## Task objective
Answer these questions using the email below:
1. Who sent the email, and on what date?
2. Al Viro says only one privilege is claimed. What is it?
3. According to Alexandre Oliva, what two choices do the other developers have when someone objects to granting additional permissions?

[Start of Text passage]

From: Alexander Terekhov
Subject: Re: GPLv3 comedy unfolding -- Oliva: "additional permissions to combine"
Date: Fri, 22 Jun 2007 17:34:25 +0200

Alexandre Oliva wrote:
> 
> On Jun 21, 2007, Al Viro <viro@ftp.linux.org.uk> wrote:
> 
> > On Thu, Jun 21, 2007 at 10:00:22PM -0300, Alexandre Oliva wrote:
> >> Do you agree that if there's any single contributor who thinks it
> >> can't be tivoized, and he manages his opinion to prevail in court
> >> against a copyright holder, then it can't?  That this is the same
> >> privilege to veto additional permissions that Al Viro has just
> >> claimed?
> 
> > You know, I'm rapidly losing any respect for your integrity.  The only
> > "privelege" claimed is that of not relicensing one's contributions.
> 
> No, this thread was about additional permissions to combine with other
> licenses.  I didn't suggest anything about relicensing whatsoever,
> that's all noise out of not understanding the suggestion.
> 
> You objected to granting additional permissions.  You have that right,
> per copyright law, and the other developers can then decide between
> not granting an additional permission or removing all the code you
> contributed such that they can.  That's veto.

[End of Text passage]
[Start of Material provided]

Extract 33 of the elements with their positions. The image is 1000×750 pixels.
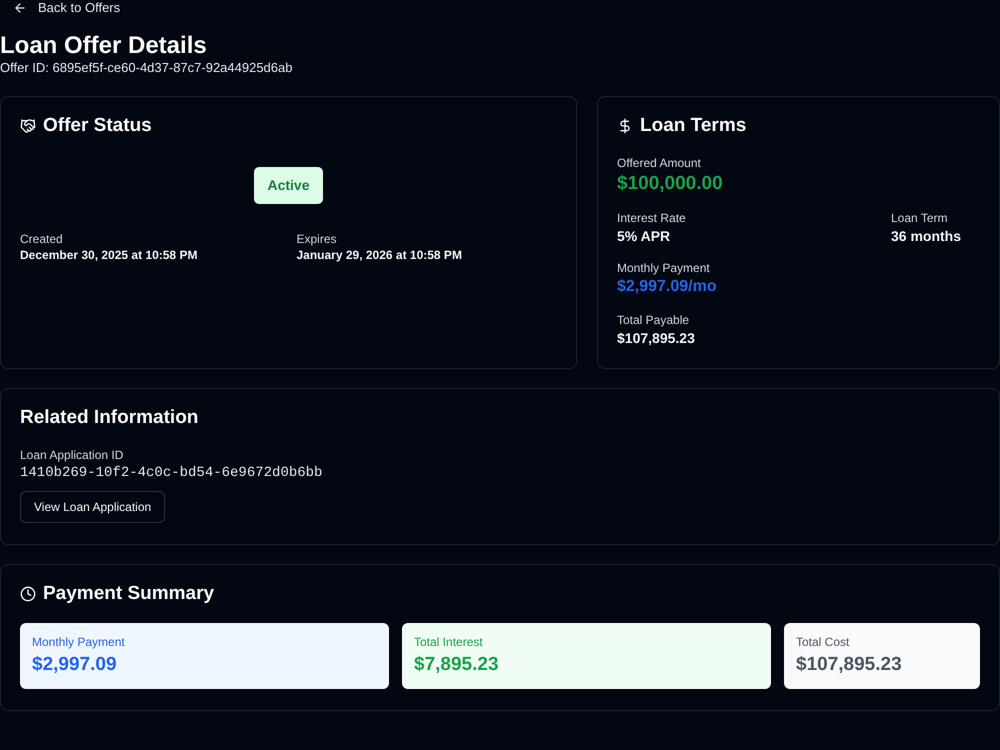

[End of Material provided]

## Full output
1. Alexander Terekhov, on Friday, 22 June 2007.
2. The privilege of not relicensing one's contributions.
3. They can either not grant the additional permission or remove all the code that person contributed so that they can grant it.